▶ WORK TO BE COMPLETED
Can you print the data exactly and leave out each image?
--- begin ---
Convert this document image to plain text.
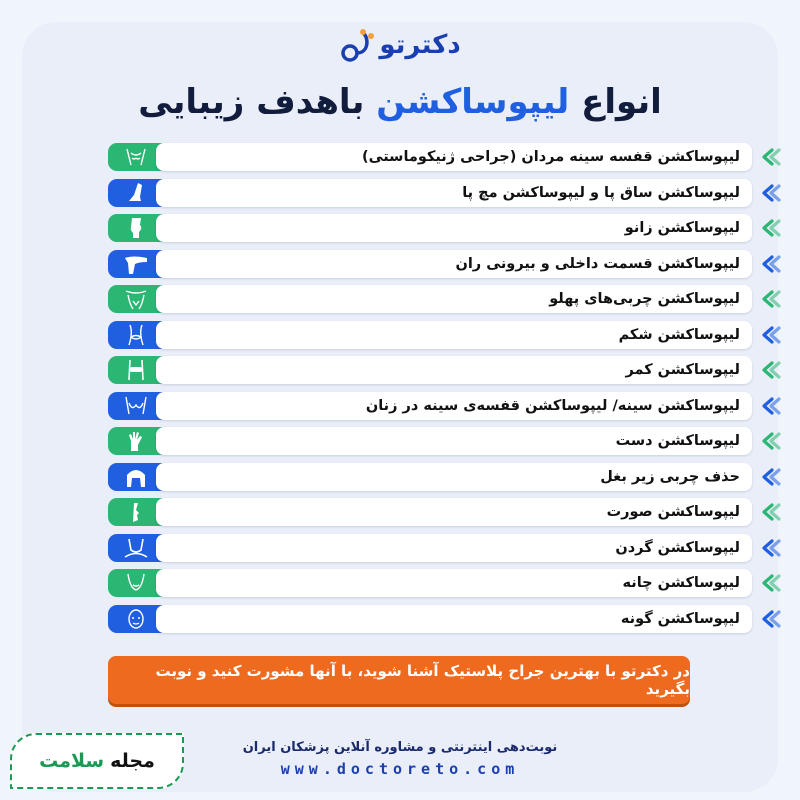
دکترتو
انواع لیپوساکشن باهدف زیبایی
لیپوساکشن قفسه سینه مردان (جراحی ژنیکوماستی)
لیپوساکشن ساق پا و لیپوساکشن مچ پا
لیپوساکشن زانو
لیپوساکشن قسمت داخلی و بیرونی ران
لیپوساکشن چربی‌های پهلو
لیپوساکشن شکم
لیپوساکشن کمر
لیپوساکشن سینه/ لیپوساکشن قفسه‌ی سینه در زنان
لیپوساکشن دست
حذف چربی زیر بغل
لیپوساکشن صورت
لیپوساکشن گردن
لیپوساکشن چانه
لیپوساکشن گونه
در دکترتو با بهترین جراح پلاستیک آشنا شوید، با آنها مشورت کنید و نوبت بگیرید
نوبت‌دهی اینترنتی و مشاوره آنلاین پزشکان ایران
www.doctoreto.com
مجله
سلامت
--- end ---
▶ IN RESPONSE
Convert this document image to plain text.
دکترتو
انواع لیپوساکشن باهدف زیبایی
لیپوساکشن قفسه سینه مردان (جراحی ژنیکوماستی)
لیپوساکشن ساق پا و لیپوساکشن مچ پا
لیپوساکشن زانو
لیپوساکشن قسمت داخلی و بیرونی ران
لیپوساکشن چربی‌های پهلو
لیپوساکشن شکم
لیپوساکشن کمر
لیپوساکشن سینه/ لیپوساکشن قفسه‌ی سینه در زنان
لیپوساکشن دست
حذف چربی زیر بغل
لیپوساکشن صورت
لیپوساکشن گردن
لیپوساکشن چانه
لیپوساکشن گونه
در دکترتو با بهترین جراح پلاستیک آشنا شوید، با آنها مشورت کنید و نوبت بگیرید
نوبت‌دهی اینترنتی و مشاوره آنلاین پزشکان ایران
www.doctoreto.com
مجله
سلامت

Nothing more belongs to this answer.